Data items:
►

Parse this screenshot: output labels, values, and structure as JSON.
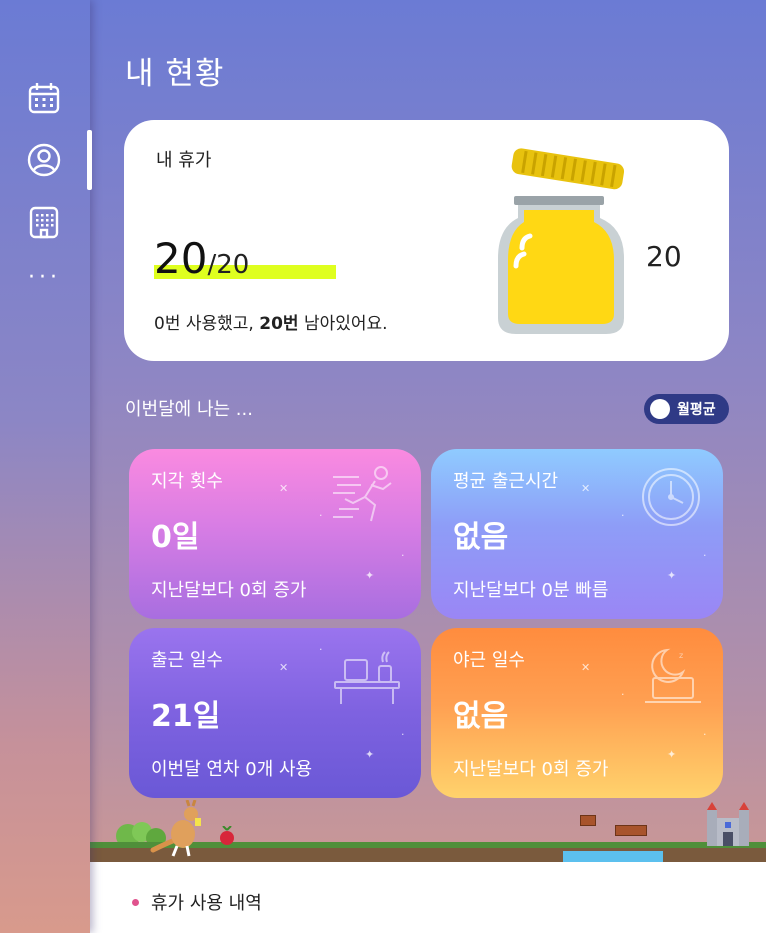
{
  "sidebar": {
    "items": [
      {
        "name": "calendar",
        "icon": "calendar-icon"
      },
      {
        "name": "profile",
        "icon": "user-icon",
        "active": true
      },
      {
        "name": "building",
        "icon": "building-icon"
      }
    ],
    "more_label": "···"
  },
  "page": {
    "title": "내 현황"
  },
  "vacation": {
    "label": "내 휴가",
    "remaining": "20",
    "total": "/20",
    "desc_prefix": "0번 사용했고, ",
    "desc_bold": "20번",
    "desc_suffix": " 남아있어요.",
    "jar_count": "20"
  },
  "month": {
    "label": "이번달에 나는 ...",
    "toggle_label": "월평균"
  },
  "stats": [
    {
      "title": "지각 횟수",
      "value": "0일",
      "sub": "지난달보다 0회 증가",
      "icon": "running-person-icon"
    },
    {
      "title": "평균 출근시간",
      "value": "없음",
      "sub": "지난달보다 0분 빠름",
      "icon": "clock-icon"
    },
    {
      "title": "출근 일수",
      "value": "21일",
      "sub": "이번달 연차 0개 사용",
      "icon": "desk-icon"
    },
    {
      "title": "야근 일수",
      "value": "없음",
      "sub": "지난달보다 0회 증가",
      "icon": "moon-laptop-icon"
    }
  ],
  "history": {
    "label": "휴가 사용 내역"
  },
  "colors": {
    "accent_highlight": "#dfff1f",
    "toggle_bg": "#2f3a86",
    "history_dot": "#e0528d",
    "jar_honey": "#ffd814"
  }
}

◄
►

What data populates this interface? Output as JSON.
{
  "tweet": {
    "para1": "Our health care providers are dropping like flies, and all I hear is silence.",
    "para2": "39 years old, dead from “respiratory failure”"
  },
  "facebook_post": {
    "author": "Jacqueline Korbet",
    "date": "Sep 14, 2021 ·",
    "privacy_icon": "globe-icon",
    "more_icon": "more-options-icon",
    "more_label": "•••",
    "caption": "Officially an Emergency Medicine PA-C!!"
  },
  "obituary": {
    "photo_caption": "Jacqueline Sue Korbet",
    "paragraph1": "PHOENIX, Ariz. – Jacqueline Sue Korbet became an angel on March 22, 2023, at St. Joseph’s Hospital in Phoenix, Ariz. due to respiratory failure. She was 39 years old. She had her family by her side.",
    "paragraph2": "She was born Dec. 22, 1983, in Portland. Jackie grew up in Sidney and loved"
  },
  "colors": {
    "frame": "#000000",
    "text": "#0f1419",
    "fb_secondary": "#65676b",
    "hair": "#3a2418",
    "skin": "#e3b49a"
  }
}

◄

WHAT TO PRODUCE.
Check each line of the records above for "Korbet", and copy those that have it.

SOLUTION TO THE EXERCISE.
    "author": "Jacqueline Korbet",
    "photo_caption": "Jacqueline Sue Korbet",
    "paragraph1": "PHOENIX, Ariz. – Jacqueline Sue Korbet became an angel on March 22, 2023, at St. Joseph’s Hospital in Phoenix, Ariz. due to respiratory failure. She was 39 years old. She had her family by her side.",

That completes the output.